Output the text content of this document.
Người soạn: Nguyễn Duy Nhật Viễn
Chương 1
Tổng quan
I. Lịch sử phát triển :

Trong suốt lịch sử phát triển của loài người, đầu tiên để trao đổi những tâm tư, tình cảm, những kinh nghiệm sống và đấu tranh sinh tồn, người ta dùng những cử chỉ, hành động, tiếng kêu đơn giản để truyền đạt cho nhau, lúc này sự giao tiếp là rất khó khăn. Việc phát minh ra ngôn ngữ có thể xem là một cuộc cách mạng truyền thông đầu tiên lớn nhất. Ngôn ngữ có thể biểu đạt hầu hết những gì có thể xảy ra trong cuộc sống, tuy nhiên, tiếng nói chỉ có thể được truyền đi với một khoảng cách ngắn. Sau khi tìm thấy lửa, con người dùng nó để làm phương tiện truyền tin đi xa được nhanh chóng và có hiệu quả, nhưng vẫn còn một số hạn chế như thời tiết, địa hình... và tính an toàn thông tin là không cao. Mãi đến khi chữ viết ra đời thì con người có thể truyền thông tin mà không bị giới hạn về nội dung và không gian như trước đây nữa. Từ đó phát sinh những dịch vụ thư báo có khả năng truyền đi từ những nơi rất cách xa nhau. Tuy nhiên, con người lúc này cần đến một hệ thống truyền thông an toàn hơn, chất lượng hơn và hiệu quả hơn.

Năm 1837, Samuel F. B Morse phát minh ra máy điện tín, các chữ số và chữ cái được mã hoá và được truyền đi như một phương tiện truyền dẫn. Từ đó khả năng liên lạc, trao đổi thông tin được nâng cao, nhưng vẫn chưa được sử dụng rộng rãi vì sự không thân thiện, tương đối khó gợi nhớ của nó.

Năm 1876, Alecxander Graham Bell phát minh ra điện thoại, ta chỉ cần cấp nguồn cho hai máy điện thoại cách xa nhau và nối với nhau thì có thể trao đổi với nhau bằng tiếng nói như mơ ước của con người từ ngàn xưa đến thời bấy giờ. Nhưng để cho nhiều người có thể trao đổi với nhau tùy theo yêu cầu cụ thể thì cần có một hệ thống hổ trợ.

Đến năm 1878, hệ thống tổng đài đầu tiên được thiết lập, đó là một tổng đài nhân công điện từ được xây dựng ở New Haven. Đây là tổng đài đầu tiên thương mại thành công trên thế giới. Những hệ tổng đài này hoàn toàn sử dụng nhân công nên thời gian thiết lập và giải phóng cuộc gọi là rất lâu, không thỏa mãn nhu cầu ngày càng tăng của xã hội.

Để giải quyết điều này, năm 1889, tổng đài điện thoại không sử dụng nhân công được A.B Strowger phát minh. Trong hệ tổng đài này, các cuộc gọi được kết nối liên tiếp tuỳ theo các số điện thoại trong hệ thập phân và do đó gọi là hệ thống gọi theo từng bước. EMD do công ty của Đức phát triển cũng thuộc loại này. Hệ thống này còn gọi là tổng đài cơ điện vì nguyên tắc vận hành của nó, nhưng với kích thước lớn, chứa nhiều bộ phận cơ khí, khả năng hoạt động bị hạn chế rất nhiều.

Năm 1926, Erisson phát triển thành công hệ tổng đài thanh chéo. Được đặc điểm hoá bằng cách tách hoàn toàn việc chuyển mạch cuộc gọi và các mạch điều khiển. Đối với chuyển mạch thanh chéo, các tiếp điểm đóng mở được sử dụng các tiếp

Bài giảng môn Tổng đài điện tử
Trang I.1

····················

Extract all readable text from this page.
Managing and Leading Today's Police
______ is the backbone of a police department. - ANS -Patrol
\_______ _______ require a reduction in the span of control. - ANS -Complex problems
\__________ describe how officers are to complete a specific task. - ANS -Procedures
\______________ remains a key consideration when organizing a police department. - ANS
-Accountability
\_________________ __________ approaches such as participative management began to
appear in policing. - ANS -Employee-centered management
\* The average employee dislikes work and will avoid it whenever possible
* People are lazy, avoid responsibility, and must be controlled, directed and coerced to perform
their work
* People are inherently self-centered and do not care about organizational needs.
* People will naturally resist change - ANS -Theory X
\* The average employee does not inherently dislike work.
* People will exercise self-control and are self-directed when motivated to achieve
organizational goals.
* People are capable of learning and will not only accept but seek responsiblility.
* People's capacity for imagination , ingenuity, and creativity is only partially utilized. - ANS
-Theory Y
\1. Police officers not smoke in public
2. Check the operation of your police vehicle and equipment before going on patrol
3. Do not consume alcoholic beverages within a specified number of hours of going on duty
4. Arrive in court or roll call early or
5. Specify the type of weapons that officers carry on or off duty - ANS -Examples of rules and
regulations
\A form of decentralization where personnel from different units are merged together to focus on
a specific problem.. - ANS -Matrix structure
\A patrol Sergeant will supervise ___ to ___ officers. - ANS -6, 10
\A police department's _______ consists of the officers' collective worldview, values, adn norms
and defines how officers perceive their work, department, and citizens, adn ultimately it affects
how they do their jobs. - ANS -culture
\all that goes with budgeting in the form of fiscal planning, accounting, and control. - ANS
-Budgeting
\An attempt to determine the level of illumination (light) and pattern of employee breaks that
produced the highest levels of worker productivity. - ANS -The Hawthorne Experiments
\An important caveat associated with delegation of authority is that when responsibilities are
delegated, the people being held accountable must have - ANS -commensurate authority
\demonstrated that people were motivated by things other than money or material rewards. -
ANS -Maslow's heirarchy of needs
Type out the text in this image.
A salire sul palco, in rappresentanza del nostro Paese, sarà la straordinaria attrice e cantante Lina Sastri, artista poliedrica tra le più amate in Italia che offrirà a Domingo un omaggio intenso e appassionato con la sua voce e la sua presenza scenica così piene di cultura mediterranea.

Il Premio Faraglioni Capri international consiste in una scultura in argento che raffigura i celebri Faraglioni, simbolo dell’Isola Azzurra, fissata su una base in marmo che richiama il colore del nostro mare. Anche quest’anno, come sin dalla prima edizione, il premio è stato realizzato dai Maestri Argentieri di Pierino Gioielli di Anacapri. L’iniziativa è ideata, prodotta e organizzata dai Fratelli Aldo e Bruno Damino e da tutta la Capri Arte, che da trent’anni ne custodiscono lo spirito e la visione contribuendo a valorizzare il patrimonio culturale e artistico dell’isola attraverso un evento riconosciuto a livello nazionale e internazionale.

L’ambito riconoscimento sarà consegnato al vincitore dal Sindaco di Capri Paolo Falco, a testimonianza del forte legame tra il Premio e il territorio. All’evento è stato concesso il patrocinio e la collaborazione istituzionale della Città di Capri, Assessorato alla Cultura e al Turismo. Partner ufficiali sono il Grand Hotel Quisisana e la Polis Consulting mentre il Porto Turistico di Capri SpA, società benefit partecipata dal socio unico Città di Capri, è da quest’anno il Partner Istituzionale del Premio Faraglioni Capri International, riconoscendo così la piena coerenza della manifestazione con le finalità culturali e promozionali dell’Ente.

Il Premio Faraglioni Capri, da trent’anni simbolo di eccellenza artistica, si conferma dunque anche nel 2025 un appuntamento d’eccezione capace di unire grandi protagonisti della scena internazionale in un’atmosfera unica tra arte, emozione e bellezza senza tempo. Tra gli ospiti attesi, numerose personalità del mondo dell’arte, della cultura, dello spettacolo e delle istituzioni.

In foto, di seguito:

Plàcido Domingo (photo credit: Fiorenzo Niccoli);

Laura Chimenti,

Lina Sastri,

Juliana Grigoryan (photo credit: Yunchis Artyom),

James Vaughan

····················

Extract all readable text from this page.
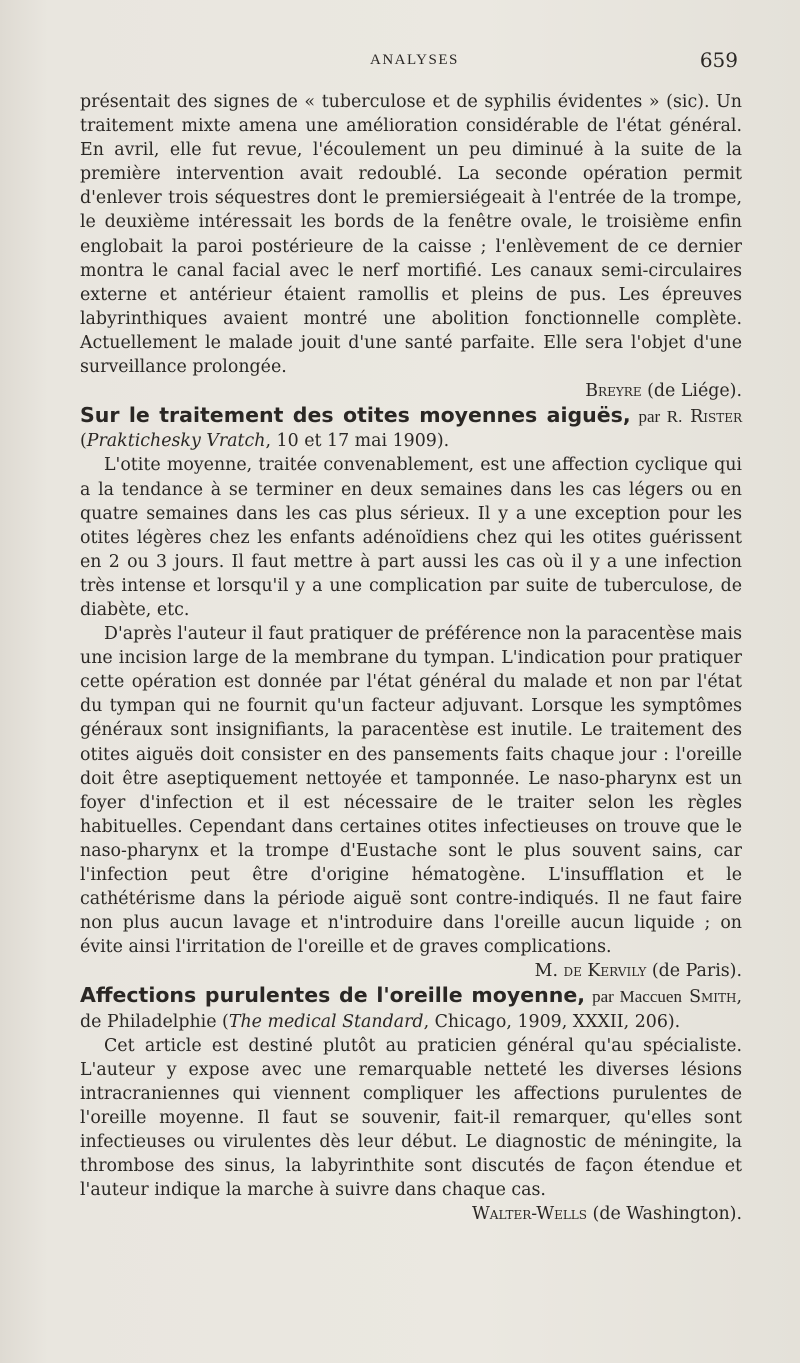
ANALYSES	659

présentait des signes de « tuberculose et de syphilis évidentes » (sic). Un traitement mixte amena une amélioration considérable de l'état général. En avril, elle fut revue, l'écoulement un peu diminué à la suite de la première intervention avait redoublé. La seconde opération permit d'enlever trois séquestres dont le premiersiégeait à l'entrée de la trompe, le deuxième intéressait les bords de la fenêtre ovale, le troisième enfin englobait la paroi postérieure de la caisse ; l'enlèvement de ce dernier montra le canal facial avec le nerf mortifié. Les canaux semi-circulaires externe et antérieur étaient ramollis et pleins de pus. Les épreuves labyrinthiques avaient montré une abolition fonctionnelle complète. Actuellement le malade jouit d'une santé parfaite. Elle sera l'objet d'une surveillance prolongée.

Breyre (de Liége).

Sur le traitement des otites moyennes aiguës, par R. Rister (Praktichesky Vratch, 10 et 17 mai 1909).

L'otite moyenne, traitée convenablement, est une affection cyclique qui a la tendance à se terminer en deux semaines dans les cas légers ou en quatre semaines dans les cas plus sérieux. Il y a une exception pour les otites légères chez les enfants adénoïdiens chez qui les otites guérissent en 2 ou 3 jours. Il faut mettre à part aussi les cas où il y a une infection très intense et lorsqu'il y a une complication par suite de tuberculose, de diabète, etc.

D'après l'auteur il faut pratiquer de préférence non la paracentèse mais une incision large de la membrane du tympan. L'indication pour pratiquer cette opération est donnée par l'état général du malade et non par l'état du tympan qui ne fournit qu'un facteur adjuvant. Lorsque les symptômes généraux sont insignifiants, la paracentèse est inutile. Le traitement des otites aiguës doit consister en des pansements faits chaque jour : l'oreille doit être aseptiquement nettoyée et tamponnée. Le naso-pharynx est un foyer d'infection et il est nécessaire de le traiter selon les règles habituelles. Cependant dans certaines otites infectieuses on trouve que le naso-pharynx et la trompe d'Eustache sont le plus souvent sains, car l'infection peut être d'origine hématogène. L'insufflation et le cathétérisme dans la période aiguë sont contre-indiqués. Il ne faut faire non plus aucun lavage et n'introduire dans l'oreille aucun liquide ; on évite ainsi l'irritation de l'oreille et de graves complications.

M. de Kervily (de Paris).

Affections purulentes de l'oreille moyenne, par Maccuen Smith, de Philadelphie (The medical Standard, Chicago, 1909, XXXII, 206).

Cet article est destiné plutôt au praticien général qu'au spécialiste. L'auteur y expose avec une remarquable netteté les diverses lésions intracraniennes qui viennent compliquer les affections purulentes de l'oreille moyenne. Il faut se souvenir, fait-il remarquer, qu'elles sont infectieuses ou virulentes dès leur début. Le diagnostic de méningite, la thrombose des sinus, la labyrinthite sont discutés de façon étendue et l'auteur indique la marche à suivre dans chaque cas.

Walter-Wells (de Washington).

····················

• **Directions for this task**: Find and copy each line above that includes the string "only".

• **Task solution**:
* People are capable of learning and will not only accept but seek responsiblility.
* People's capacity for imagination , ingenuity, and creativity is only partially utilized. - ANS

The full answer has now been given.